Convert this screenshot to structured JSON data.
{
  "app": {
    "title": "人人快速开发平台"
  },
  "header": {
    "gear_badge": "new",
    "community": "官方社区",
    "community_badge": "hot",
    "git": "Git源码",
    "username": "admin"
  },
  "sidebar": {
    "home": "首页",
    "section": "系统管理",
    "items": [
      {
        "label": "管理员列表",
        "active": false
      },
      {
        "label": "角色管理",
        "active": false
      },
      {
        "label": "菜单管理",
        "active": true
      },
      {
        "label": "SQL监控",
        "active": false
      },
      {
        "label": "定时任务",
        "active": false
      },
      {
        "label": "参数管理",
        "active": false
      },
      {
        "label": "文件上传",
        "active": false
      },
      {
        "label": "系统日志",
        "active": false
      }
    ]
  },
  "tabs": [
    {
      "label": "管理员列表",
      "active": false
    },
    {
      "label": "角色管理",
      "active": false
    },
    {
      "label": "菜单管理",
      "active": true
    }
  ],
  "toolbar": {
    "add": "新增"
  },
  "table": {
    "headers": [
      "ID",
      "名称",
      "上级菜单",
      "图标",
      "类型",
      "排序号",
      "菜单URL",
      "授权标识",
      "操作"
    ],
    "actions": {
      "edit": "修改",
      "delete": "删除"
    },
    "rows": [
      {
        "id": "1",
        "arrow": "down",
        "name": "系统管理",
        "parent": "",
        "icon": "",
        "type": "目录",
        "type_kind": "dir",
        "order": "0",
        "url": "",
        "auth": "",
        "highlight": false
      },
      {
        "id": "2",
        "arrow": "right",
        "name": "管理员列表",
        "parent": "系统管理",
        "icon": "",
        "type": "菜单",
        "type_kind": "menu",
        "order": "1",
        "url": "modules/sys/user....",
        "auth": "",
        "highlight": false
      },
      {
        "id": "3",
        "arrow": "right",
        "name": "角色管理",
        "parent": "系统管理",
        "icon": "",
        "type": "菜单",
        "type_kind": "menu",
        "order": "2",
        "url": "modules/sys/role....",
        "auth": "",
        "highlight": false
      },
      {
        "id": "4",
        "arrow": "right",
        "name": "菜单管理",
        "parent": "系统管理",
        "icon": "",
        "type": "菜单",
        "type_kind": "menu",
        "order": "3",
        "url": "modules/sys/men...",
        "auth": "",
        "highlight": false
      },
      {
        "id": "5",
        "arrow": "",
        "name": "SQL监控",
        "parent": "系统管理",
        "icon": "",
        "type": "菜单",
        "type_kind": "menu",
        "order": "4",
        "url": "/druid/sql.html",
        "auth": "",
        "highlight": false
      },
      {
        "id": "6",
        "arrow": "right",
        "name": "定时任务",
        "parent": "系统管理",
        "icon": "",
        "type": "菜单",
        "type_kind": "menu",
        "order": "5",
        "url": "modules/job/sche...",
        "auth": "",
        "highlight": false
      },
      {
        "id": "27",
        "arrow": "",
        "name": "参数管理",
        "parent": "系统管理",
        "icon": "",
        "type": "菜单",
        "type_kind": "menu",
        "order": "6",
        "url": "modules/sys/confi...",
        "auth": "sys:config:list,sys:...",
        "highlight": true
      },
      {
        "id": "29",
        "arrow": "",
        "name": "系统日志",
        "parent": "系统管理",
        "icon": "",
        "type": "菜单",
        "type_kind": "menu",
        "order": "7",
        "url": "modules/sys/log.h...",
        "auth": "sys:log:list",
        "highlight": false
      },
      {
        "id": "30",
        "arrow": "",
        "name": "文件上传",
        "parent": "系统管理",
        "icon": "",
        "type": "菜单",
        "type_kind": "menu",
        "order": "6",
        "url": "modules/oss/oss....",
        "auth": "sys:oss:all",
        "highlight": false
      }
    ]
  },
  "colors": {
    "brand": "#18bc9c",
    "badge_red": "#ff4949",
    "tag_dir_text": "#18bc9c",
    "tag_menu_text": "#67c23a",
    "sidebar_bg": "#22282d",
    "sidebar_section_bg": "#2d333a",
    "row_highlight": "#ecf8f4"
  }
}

*Exercise*
Pick out every line above that holds the word "true" and copy it.

*Answer to this task*
        "active": true
      "active": true
        "highlight": true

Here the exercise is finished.